(Collected data entries)
• • •
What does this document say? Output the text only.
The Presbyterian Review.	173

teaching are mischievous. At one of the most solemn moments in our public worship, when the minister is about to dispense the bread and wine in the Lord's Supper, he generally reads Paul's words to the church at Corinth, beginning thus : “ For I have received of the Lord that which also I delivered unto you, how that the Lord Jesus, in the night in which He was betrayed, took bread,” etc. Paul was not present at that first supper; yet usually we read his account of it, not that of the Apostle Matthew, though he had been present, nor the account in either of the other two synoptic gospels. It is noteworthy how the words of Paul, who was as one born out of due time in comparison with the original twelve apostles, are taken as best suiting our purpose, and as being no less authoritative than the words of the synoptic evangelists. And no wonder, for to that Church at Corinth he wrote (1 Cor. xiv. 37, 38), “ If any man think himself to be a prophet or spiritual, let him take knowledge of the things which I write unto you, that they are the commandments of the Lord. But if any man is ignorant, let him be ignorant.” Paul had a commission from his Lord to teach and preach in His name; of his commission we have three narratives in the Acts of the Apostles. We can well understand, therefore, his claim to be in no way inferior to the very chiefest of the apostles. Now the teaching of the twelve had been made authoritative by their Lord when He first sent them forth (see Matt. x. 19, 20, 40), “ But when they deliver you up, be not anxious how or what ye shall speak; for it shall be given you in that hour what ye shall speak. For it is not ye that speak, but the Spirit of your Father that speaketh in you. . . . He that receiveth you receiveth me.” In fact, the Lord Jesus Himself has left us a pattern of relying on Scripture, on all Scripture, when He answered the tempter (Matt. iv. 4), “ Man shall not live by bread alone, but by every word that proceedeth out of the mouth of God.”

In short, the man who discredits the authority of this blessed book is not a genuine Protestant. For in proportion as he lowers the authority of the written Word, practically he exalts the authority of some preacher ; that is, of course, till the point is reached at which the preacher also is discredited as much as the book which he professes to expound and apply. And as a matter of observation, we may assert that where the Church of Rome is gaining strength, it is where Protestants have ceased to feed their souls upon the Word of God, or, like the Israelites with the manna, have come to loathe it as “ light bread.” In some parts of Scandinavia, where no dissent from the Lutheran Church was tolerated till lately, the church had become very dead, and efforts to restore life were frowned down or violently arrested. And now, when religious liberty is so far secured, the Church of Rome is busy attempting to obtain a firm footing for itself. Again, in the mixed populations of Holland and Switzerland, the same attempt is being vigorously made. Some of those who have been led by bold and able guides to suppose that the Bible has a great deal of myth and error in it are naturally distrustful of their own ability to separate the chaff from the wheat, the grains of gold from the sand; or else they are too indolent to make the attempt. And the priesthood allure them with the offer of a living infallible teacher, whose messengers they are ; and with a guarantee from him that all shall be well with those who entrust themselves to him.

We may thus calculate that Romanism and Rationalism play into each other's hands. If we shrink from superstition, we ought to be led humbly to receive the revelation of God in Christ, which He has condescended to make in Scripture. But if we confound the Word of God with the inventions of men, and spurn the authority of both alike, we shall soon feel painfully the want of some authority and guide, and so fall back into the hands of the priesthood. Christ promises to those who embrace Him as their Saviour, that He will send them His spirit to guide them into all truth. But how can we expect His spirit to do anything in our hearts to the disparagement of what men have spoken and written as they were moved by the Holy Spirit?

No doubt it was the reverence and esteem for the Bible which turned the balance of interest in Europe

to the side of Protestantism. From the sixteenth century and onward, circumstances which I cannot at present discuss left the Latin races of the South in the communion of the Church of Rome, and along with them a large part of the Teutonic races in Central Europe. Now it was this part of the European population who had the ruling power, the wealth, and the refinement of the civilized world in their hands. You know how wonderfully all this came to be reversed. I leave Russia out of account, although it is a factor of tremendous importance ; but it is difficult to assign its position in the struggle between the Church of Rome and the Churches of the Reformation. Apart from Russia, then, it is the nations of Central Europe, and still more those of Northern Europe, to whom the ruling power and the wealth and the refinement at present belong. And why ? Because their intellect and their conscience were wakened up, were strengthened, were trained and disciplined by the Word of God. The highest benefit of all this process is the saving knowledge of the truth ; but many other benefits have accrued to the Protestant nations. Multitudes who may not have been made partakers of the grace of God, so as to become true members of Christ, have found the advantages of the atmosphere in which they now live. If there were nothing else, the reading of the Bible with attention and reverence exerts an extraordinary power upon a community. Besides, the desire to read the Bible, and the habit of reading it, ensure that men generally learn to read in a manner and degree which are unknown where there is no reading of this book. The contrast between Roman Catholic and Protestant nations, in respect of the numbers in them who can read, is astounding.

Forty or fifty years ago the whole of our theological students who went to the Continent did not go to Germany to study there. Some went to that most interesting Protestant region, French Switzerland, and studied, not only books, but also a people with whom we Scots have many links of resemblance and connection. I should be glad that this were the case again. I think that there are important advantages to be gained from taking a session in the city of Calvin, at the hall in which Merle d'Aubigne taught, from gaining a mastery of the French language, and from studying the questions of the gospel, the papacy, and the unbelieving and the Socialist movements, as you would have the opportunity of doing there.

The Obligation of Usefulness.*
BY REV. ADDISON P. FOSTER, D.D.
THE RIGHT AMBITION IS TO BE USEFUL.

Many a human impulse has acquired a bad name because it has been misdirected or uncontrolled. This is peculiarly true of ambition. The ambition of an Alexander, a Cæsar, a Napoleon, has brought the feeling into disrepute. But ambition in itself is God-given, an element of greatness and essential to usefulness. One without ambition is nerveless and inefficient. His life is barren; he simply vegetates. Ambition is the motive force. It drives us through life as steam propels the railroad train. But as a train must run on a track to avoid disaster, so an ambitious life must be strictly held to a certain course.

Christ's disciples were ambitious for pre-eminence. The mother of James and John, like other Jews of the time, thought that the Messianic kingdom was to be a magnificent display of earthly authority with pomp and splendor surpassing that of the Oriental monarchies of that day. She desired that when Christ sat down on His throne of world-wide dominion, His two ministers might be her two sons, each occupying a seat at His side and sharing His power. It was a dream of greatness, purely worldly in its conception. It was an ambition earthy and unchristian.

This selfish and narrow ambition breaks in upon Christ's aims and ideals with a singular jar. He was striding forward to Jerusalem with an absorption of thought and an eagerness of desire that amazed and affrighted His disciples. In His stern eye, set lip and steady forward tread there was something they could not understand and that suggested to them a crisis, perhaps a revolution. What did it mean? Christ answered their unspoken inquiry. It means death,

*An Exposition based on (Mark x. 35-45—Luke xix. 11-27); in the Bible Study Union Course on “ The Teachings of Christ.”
• • •
Please set down each line of the records exactly as given.

What does this document say? Output the text only.
The Presbyterian Review.	173

teaching are mischievous. At one of the most solemn moments in our public worship, when the minister is about to dispense the bread and wine in the Lord's Supper, he generally reads Paul's words to the church at Corinth, beginning thus : “ For I have received of the Lord that which also I delivered unto you, how that the Lord Jesus, in the night in which He was betrayed, took bread,” etc. Paul was not present at that first supper; yet usually we read his account of it, not that of the Apostle Matthew, though he had been present, nor the account in either of the other two synoptic gospels. It is noteworthy how the words of Paul, who was as one born out of due time in comparison with the original twelve apostles, are taken as best suiting our purpose, and as being no less authoritative than the words of the synoptic evangelists. And no wonder, for to that Church at Corinth he wrote (1 Cor. xiv. 37, 38), “ If any man think himself to be a prophet or spiritual, let him take knowledge of the things which I write unto you, that they are the commandments of the Lord. But if any man is ignorant, let him be ignorant.” Paul had a commission from his Lord to teach and preach in His name; of his commission we have three narratives in the Acts of the Apostles. We can well understand, therefore, his claim to be in no way inferior to the very chiefest of the apostles. Now the teaching of the twelve had been made authoritative by their Lord when He first sent them forth (see Matt. x. 19, 20, 40), “ But when they deliver you up, be not anxious how or what ye shall speak; for it shall be given you in that hour what ye shall speak. For it is not ye that speak, but the Spirit of your Father that speaketh in you. . . . He that receiveth you receiveth me.” In fact, the Lord Jesus Himself has left us a pattern of relying on Scripture, on all Scripture, when He answered the tempter (Matt. iv. 4), “ Man shall not live by bread alone, but by every word that proceedeth out of the mouth of God.”

In short, the man who discredits the authority of this blessed book is not a genuine Protestant. For in proportion as he lowers the authority of the written Word, practically he exalts the authority of some preacher ; that is, of course, till the point is reached at which the preacher also is discredited as much as the book which he professes to expound and apply. And as a matter of observation, we may assert that where the Church of Rome is gaining strength, it is where Protestants have ceased to feed their souls upon the Word of God, or, like the Israelites with the manna, have come to loathe it as “ light bread.” In some parts of Scandinavia, where no dissent from the Lutheran Church was tolerated till lately, the church had become very dead, and efforts to restore life were frowned down or violently arrested. And now, when religious liberty is so far secured, the Church of Rome is busy attempting to obtain a firm footing for itself. Again, in the mixed populations of Holland and Switzerland, the same attempt is being vigorously made. Some of those who have been led by bold and able guides to suppose that the Bible has a great deal of myth and error in it are naturally distrustful of their own ability to separate the chaff from the wheat, the grains of gold from the sand; or else they are too indolent to make the attempt. And the priesthood allure them with the offer of a living infallible teacher, whose messengers they are ; and with a guarantee from him that all shall be well with those who entrust themselves to him.

We may thus calculate that Romanism and Rationalism play into each other's hands. If we shrink from superstition, we ought to be led humbly to receive the revelation of God in Christ, which He has condescended to make in Scripture. But if we confound the Word of God with the inventions of men, and spurn the authority of both alike, we shall soon feel painfully the want of some authority and guide, and so fall back into the hands of the priesthood. Christ promises to those who embrace Him as their Saviour, that He will send them His spirit to guide them into all truth. But how can we expect His spirit to do anything in our hearts to the disparagement of what men have spoken and written as they were moved by the Holy Spirit?

No doubt it was the reverence and esteem for the Bible which turned the balance of interest in Europe

to the side of Protestantism. From the sixteenth century and onward, circumstances which I cannot at present discuss left the Latin races of the South in the communion of the Church of Rome, and along with them a large part of the Teutonic races in Central Europe. Now it was this part of the European population who had the ruling power, the wealth, and the refinement of the civilized world in their hands. You know how wonderfully all this came to be reversed. I leave Russia out of account, although it is a factor of tremendous importance ; but it is difficult to assign its position in the struggle between the Church of Rome and the Churches of the Reformation. Apart from Russia, then, it is the nations of Central Europe, and still more those of Northern Europe, to whom the ruling power and the wealth and the refinement at present belong. And why ? Because their intellect and their conscience were wakened up, were strengthened, were trained and disciplined by the Word of God. The highest benefit of all this process is the saving knowledge of the truth ; but many other benefits have accrued to the Protestant nations. Multitudes who may not have been made partakers of the grace of God, so as to become true members of Christ, have found the advantages of the atmosphere in which they now live. If there were nothing else, the reading of the Bible with attention and reverence exerts an extraordinary power upon a community. Besides, the desire to read the Bible, and the habit of reading it, ensure that men generally learn to read in a manner and degree which are unknown where there is no reading of this book. The contrast between Roman Catholic and Protestant nations, in respect of the numbers in them who can read, is astounding.

Forty or fifty years ago the whole of our theological students who went to the Continent did not go to Germany to study there. Some went to that most interesting Protestant region, French Switzerland, and studied, not only books, but also a people with whom we Scots have many links of resemblance and connection. I should be glad that this were the case again. I think that there are important advantages to be gained from taking a session in the city of Calvin, at the hall in which Merle d'Aubigne taught, from gaining a mastery of the French language, and from studying the questions of the gospel, the papacy, and the unbelieving and the Socialist movements, as you would have the opportunity of doing there.

The Obligation of Usefulness.*
BY REV. ADDISON P. FOSTER, D.D.
THE RIGHT AMBITION IS TO BE USEFUL.

Many a human impulse has acquired a bad name because it has been misdirected or uncontrolled. This is peculiarly true of ambition. The ambition of an Alexander, a Cæsar, a Napoleon, has brought the feeling into disrepute. But ambition in itself is God-given, an element of greatness and essential to usefulness. One without ambition is nerveless and inefficient. His life is barren; he simply vegetates. Ambition is the motive force. It drives us through life as steam propels the railroad train. But as a train must run on a track to avoid disaster, so an ambitious life must be strictly held to a certain course.

Christ's disciples were ambitious for pre-eminence. The mother of James and John, like other Jews of the time, thought that the Messianic kingdom was to be a magnificent display of earthly authority with pomp and splendor surpassing that of the Oriental monarchies of that day. She desired that when Christ sat down on His throne of world-wide dominion, His two ministers might be her two sons, each occupying a seat at His side and sharing His power. It was a dream of greatness, purely worldly in its conception. It was an ambition earthy and unchristian.

This selfish and narrow ambition breaks in upon Christ's aims and ideals with a singular jar. He was striding forward to Jerusalem with an absorption of thought and an eagerness of desire that amazed and affrighted His disciples. In His stern eye, set lip and steady forward tread there was something they could not understand and that suggested to them a crisis, perhaps a revolution. What did it mean? Christ answered their unspoken inquiry. It means death,

*An Exposition based on (Mark x. 35-45—Luke xix. 11-27); in the Bible Study Union Course on “ The Teachings of Christ.”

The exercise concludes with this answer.